The Patriot Post® · Joe Biden's Me-Too Economic Plan
When Joe Biden announced on April 3 that he supports President Donald Trump’s travel ban on China, he was two months late and thousands of lives short. This week, the man who first came to Washington in 1973 made another announcement — this time an economic one. And, once again, he’s both late and short — this time by 47 years and tens of millions of jobs.
Biden, as The Wall Street Journal reports, is unveiling a plan “aimed at reviving the U.S. economy with an America-centric approach to job creation and manufacturing, issuing a direct challenge to President Trump as they compete for working-class voters less than four months before the presidential election.”
If by “issuing a direct challenge to” the Journal means “perpetrating a shameless rip-off of,” then yes, Johnny-Come-Lately Joe is challenging President Donald Trump and his long-held “America First” economic platform. But why would Joe Biden want to do this? Jobs and the economy are more squarely on Donald Trump’s turf than nearly any other issue. Indeed, they’re his most powerful argument for reelection. Perhaps the Biden campaign is somehow unaware of its candidate’s weakness in this area, or perhaps it’s beginning to believe all these polls. Or maybe it’s after the low-hanging fruit of the low-information voter. In any case, this is a fight Donald Trump is more than happy to have. The question is, will the mainstream media actually cover it, or will it continue to treat Biden like a Fabergé egg?
“Mr. Biden is poised to unveil his agenda while campaigning in Dunmore, Pa.,” the Journal continued, “where the presumptive Democratic presidential nominee will tour a metalworks plant before making his economic pitch to an American public still reeling from the coronavirus pandemic.”
It’s true enough that we’re still knee-deep in COVID-19, but imagine the hole we’d be in had Slow Joe been in the Oval Office. When Donald Trump was quickly cutting off travel to and from China, Joe Biden was attacking the president for having done so and appeasing his politically correct base with cries of “xenophobia” and “fear-mongering.”
The Biden economic plan is called “Build Back Better,” which tells us that he needs to fire his branding team. Setting aside how bloodless it sounds compared to, say, “America First,” it’s hard to imagine Biden reading that tongue-twister off the teleprompter, much less saying it unscripted.
The Journal eventually curbs its enthusiasm for the Biden plan long enough to mention “the embrace of economic globalization that had defined the policies of the Obama-Biden administration and two decades of Republican and Democratic presidents who preceded it.” But what about the real legacy of the Obama-Biden years — a legacy characterized by the lowest labor participation rate since the 1970s, the worst recovery since the 1940s, the lowest home ownership rate in 51 years, an additional 13 million Americans on food stamps, and more than 43 million Americans living in poverty? And that was just eight years’ worth of work. Biden, again, has been taking a government paycheck since well before most Americans were born — and he’s racked up an impressive record of economic failure over that span of time. This would include voting for NAFTA, supporting normalization of trade relations with Communist China, and supporting the job-killing Trans Pacific Partnership before Donald Trump took office and rightly nixed it.

Exercise set
**1)** Reproduce the Patriot Post piece verbatim, starting at "The Biden economic" and ending at "saying it unscripted.".
**2)** Decide whether each statement agrees with the Patriot Post piece. Give yes or no, with the exact deciding words. (a) Biden first came to Washington in 1973. (b) Biden's economic plan is named "America First." (c) Biden attacked the president's China travel cutoff with cries of "xenophobia."
**3)** According to the Patriot Post piece, what characterized the real legacy of the Obama-Biden years? List every item it names.
Base your answers on the Patriot Post piece alone.

Records shown

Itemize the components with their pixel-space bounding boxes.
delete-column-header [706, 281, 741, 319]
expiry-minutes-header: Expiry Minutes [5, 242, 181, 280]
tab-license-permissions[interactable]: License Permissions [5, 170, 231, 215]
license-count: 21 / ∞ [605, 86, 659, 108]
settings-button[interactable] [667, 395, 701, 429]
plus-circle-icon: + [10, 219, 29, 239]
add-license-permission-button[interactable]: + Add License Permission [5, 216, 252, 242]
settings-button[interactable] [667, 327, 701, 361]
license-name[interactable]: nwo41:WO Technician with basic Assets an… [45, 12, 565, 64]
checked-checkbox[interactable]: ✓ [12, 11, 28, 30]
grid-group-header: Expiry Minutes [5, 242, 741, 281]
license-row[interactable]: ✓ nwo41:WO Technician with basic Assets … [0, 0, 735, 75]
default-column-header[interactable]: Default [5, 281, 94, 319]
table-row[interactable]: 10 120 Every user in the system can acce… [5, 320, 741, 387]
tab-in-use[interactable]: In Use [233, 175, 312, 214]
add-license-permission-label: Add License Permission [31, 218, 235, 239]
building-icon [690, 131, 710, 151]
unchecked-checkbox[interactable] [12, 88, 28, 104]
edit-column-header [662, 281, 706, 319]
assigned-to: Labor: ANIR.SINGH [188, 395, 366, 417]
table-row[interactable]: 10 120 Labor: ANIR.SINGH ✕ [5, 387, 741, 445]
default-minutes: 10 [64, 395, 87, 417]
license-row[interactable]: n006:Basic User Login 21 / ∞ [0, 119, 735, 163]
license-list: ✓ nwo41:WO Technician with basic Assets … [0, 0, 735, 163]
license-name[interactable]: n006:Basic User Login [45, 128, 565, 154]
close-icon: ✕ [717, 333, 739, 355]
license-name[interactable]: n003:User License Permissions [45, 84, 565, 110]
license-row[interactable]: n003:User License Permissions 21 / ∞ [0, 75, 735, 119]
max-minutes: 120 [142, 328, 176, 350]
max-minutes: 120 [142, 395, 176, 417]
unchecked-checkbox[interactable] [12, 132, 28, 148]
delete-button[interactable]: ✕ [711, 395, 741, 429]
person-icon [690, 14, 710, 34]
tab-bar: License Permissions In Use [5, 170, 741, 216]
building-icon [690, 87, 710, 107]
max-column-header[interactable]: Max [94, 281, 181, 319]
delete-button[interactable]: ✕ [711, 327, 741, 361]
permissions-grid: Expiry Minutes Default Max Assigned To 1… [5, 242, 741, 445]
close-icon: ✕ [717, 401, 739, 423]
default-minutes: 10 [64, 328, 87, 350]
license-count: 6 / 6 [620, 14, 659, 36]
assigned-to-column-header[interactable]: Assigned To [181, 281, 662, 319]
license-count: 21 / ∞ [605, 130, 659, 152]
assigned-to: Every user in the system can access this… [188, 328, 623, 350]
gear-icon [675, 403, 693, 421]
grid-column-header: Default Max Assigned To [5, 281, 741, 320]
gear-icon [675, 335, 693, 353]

Answers by item
**1)**
The Biden economic plan is called “Build Back Better,” which tells us that he needs to fire his branding team. Setting aside how bloodless it sounds compared to, say, “America First,” it’s hard to imagine Biden reading that tongue-twister off the teleprompter, much less saying it unscripted.

**2)**
(a) Yes: "the man who first came to Washington in 1973"
(b) No: "The Biden economic plan is called “Build Back Better,”"
(c) Yes: "Joe Biden was attacking the president for having done so and appeasing his politically correct base with cries of “xenophobia” and “fear-mongering.”"

**3)**
- the lowest labor participation rate since the 1970s
- the worst recovery since the 1940s
- the lowest home ownership rate in 51 years
- an additional 13 million Americans on food stamps
- more than 43 million Americans living in poverty